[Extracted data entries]
-----

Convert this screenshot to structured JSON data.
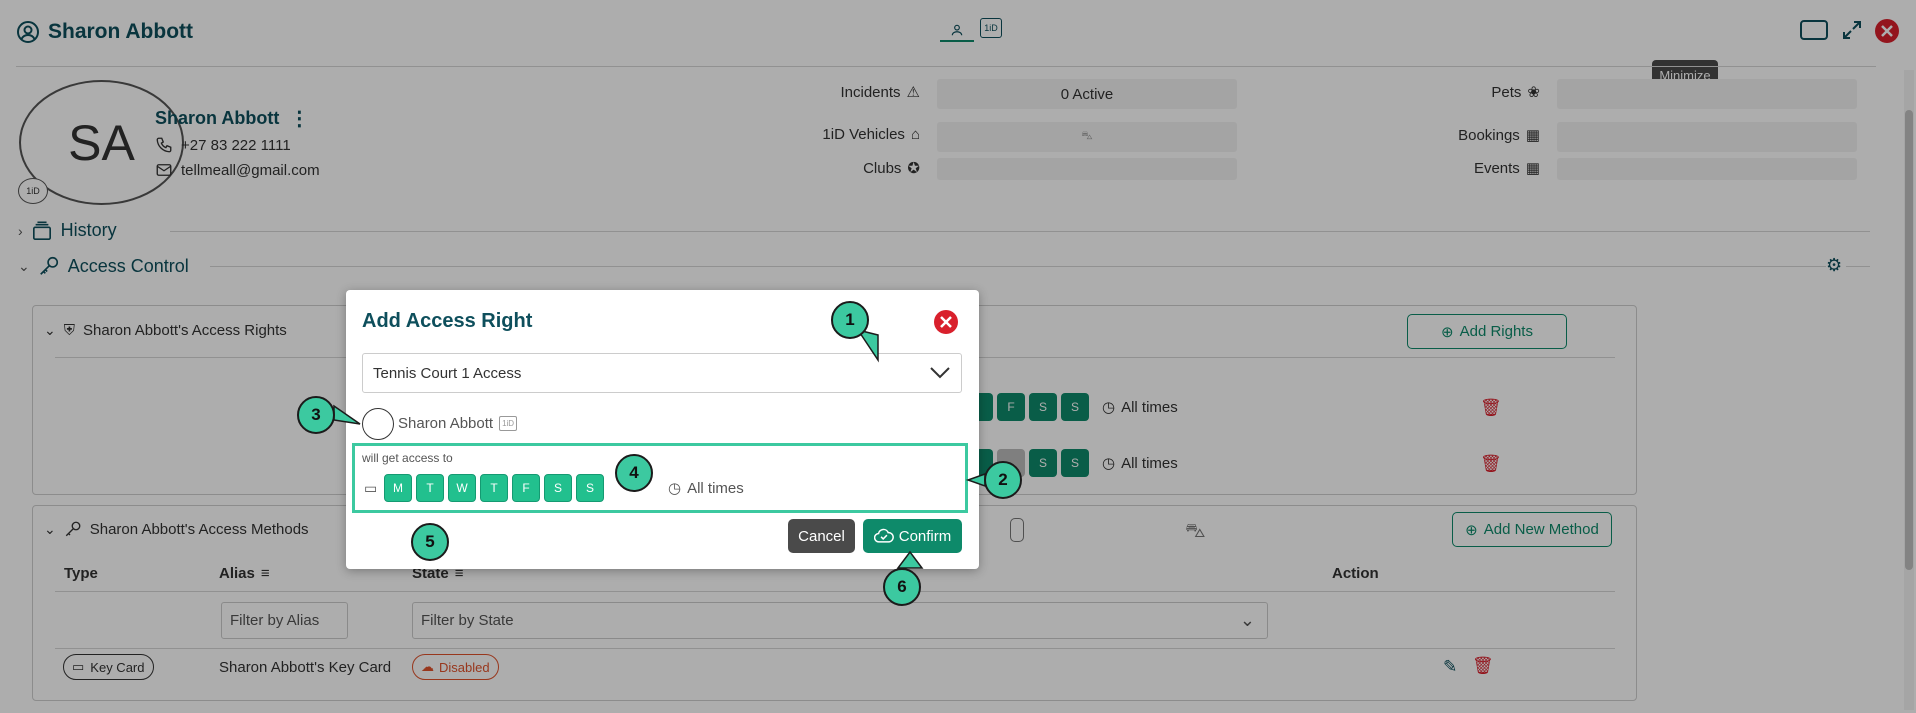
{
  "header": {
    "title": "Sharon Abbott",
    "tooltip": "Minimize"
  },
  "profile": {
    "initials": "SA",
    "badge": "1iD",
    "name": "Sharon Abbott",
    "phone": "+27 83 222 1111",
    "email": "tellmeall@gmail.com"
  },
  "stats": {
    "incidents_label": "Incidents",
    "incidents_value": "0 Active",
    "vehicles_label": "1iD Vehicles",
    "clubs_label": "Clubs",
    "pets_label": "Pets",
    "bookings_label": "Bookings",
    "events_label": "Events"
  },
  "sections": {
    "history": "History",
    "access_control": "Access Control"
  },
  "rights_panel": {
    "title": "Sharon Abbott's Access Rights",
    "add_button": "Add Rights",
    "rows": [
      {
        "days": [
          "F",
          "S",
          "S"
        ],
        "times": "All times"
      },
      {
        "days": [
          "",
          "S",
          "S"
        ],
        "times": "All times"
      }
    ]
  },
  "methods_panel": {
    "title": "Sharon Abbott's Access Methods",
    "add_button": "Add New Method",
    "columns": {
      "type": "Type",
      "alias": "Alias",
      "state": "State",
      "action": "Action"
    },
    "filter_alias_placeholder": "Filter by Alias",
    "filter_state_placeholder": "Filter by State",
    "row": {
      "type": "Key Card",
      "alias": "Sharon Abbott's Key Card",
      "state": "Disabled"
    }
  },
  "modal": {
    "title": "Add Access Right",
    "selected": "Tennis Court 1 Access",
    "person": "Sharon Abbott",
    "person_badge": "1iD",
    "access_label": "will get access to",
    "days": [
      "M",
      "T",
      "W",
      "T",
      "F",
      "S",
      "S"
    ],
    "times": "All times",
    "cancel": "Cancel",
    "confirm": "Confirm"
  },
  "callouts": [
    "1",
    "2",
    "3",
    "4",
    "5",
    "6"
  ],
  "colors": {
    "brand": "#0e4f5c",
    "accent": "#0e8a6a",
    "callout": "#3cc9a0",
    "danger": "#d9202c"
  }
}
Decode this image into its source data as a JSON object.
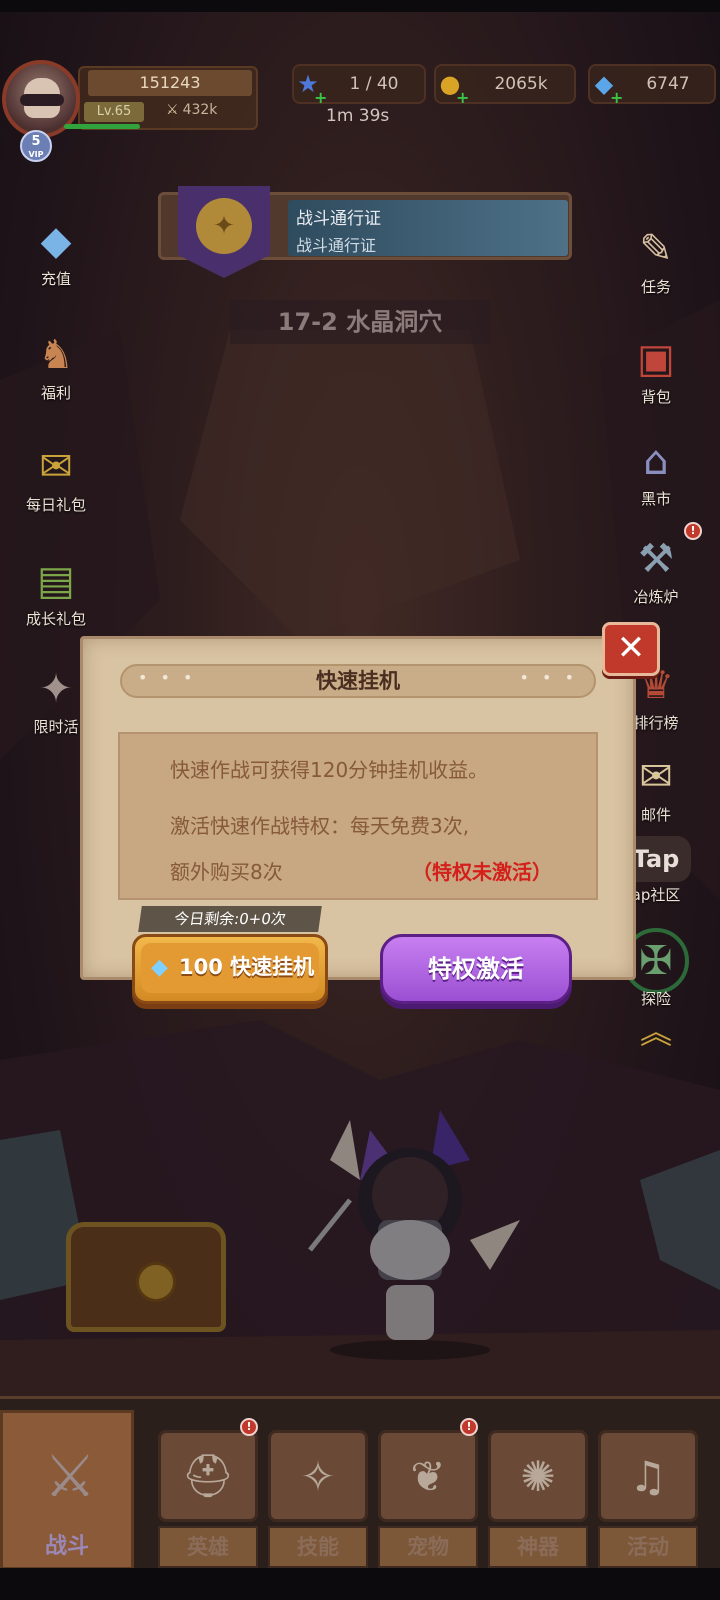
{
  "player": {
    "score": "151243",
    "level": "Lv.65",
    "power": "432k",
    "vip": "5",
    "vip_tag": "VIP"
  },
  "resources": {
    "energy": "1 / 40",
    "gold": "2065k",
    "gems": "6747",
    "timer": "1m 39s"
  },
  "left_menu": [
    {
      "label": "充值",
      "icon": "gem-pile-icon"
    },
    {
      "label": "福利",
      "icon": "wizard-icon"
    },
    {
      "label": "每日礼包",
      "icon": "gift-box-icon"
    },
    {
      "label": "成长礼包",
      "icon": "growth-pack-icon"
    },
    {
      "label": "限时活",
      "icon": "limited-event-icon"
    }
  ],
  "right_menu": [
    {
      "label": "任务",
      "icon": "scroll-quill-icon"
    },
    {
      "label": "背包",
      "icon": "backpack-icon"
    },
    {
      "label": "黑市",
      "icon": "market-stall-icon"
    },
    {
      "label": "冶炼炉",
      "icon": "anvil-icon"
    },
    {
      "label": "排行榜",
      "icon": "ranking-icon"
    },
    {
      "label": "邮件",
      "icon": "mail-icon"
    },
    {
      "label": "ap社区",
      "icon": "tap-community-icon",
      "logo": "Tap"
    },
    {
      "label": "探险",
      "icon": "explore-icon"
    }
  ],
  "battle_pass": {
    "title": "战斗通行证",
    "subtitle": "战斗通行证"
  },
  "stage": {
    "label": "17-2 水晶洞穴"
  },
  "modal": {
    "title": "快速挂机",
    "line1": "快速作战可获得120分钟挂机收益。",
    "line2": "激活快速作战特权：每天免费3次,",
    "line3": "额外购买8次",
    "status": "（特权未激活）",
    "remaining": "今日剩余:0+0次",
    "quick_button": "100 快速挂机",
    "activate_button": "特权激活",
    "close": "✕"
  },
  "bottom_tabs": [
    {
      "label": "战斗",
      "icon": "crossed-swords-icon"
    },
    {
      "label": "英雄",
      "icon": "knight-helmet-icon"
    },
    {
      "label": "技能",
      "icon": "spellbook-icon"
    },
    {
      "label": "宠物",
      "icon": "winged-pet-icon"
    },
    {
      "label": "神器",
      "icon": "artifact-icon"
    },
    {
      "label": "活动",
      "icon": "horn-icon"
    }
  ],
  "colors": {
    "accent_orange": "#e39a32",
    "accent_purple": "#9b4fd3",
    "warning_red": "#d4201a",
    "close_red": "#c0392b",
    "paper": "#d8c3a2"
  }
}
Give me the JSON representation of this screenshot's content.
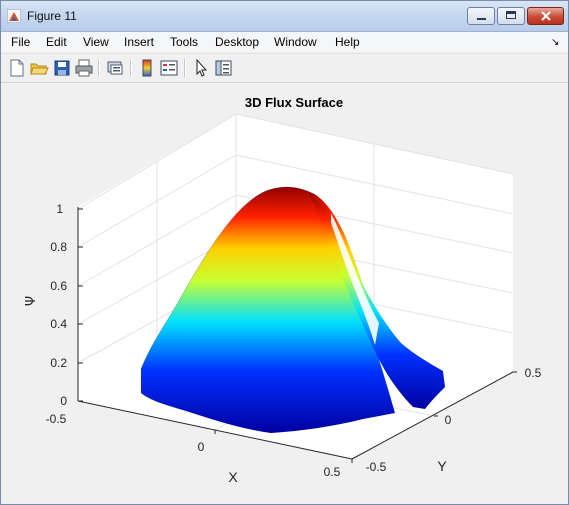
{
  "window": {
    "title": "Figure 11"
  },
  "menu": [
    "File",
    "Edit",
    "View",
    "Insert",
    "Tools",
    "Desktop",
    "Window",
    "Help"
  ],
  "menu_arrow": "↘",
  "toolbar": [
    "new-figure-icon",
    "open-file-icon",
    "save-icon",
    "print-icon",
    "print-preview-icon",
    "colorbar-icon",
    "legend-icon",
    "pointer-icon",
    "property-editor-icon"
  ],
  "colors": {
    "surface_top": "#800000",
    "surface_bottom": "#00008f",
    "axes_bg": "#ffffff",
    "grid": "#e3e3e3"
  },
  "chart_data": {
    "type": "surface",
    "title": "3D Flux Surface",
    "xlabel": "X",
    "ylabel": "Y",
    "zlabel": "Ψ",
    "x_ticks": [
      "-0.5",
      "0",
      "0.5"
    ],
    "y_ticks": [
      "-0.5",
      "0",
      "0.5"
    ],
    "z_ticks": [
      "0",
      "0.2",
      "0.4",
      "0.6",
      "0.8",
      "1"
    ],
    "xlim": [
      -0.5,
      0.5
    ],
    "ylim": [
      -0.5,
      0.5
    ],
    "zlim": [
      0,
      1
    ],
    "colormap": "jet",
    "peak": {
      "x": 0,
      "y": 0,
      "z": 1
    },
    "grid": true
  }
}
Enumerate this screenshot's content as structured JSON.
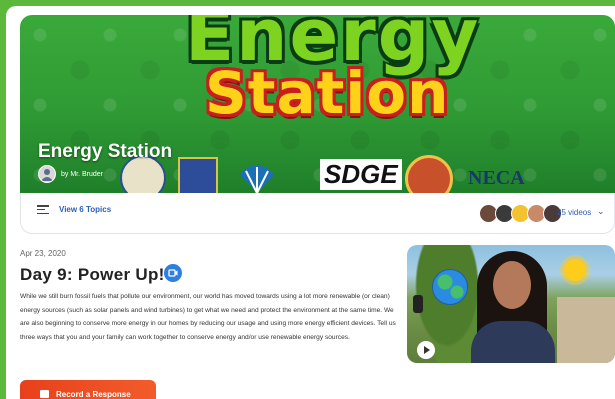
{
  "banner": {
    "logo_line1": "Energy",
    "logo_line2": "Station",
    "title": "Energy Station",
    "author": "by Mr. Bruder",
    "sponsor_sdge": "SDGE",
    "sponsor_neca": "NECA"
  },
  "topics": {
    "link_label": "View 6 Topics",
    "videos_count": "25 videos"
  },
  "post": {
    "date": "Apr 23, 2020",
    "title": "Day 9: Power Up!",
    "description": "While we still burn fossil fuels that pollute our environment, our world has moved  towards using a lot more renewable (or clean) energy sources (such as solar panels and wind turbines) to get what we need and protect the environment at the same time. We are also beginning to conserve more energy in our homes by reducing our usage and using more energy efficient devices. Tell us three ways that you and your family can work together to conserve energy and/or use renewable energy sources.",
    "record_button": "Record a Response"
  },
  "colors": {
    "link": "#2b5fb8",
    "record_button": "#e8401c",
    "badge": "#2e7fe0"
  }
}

-----

__Exercise description__.
Every line of the listing that holds "screenshot" is to be counted; give only the resulting number.

__Output for this task__.
3